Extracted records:
====================

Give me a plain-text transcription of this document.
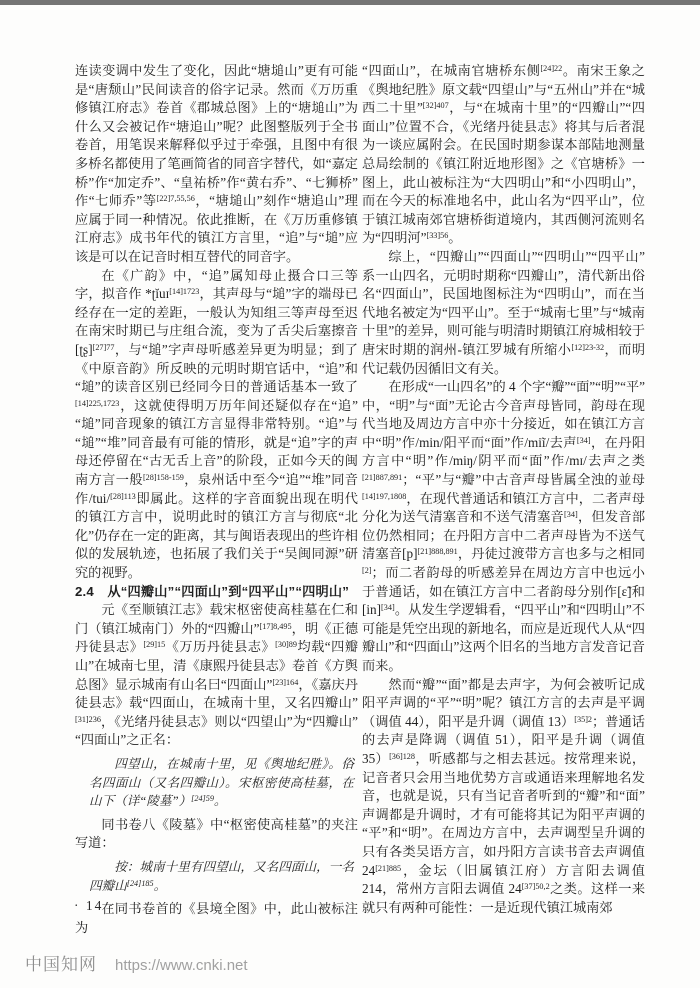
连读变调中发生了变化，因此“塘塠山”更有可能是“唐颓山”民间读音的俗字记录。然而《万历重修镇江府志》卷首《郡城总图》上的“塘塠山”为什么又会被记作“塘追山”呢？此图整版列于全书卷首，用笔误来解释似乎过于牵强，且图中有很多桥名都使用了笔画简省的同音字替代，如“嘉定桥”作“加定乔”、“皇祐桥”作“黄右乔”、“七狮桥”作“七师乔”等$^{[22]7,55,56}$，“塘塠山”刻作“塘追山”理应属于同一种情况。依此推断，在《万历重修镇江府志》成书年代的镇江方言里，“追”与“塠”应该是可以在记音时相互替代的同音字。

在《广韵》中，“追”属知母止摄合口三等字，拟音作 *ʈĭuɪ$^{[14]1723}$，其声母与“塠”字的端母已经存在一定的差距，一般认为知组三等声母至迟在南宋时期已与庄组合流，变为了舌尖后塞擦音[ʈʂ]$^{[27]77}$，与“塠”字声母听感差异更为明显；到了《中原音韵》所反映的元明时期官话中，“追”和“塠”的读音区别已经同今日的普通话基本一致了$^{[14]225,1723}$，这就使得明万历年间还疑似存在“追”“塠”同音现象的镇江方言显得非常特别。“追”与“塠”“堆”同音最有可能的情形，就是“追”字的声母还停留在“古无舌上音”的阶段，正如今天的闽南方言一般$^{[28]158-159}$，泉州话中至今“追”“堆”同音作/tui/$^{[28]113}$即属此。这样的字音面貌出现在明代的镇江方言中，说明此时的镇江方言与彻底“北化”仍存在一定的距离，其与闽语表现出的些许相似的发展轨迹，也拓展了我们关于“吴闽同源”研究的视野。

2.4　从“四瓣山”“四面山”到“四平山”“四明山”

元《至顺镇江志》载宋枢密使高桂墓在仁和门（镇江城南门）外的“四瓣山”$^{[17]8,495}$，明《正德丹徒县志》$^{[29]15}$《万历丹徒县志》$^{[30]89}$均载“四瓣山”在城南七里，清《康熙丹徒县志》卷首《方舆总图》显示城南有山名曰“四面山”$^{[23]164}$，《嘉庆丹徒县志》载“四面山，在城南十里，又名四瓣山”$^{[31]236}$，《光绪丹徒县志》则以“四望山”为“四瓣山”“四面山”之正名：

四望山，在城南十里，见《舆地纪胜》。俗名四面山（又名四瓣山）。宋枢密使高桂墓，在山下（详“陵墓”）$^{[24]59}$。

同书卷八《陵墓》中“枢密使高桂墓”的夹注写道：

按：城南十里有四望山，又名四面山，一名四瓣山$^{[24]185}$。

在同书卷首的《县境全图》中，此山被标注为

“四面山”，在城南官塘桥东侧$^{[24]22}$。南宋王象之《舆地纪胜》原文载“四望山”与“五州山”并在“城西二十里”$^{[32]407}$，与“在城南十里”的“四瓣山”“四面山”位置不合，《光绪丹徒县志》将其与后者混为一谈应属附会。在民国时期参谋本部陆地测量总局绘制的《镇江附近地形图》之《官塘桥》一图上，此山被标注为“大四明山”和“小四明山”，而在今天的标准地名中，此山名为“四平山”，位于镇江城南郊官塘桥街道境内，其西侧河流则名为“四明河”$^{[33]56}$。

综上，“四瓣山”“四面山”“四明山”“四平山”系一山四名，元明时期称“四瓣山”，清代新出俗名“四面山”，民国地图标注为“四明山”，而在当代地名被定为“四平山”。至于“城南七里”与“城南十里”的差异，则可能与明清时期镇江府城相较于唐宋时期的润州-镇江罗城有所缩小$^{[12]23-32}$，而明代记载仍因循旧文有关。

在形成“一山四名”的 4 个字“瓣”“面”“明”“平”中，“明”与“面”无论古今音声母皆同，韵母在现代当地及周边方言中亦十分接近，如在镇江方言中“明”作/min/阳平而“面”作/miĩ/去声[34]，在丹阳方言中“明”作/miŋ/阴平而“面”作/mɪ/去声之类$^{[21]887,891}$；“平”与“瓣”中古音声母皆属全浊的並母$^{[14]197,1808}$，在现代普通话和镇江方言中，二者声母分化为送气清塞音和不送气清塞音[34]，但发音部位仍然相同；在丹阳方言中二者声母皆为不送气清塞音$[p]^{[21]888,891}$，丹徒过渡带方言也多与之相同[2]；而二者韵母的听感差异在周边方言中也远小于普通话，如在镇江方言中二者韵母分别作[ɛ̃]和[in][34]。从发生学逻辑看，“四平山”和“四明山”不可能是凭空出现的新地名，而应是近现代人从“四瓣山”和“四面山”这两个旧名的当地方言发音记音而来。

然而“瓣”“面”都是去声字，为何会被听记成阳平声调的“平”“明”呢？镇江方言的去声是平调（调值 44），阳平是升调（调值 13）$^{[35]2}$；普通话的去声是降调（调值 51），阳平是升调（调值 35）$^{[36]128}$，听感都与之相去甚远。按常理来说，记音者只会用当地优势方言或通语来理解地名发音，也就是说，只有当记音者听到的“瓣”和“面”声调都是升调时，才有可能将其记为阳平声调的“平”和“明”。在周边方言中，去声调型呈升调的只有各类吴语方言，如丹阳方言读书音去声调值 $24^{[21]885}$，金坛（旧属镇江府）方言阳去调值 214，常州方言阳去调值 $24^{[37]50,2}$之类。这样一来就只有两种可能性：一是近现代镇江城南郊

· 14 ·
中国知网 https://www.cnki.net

====================

Given exercise>
Each line in the entries above that includes the string "又名四瓣山" should be extracted.

Response for this exercise>
元《至顺镇江志》载宋枢密使高桂墓在仁和门（镇江城南门）外的“四瓣山”$^{[17]8,495}$，明《正德丹徒县志》$^{[29]15}$《万历丹徒县志》$^{[30]89}$均载“四瓣山”在城南七里，清《康熙丹徒县志》卷首《方舆总图》显示城南有山名曰“四面山”$^{[23]164}$，《嘉庆丹徒县志》载“四面山，在城南十里，又名四瓣山”$^{[31]236}$，《光绪丹徒县志》则以“四望山”为“四瓣山”“四面山”之正名：
四望山，在城南十里，见《舆地纪胜》。俗名四面山（又名四瓣山）。宋枢密使高桂墓，在山下（详“陵墓”）$^{[24]59}$。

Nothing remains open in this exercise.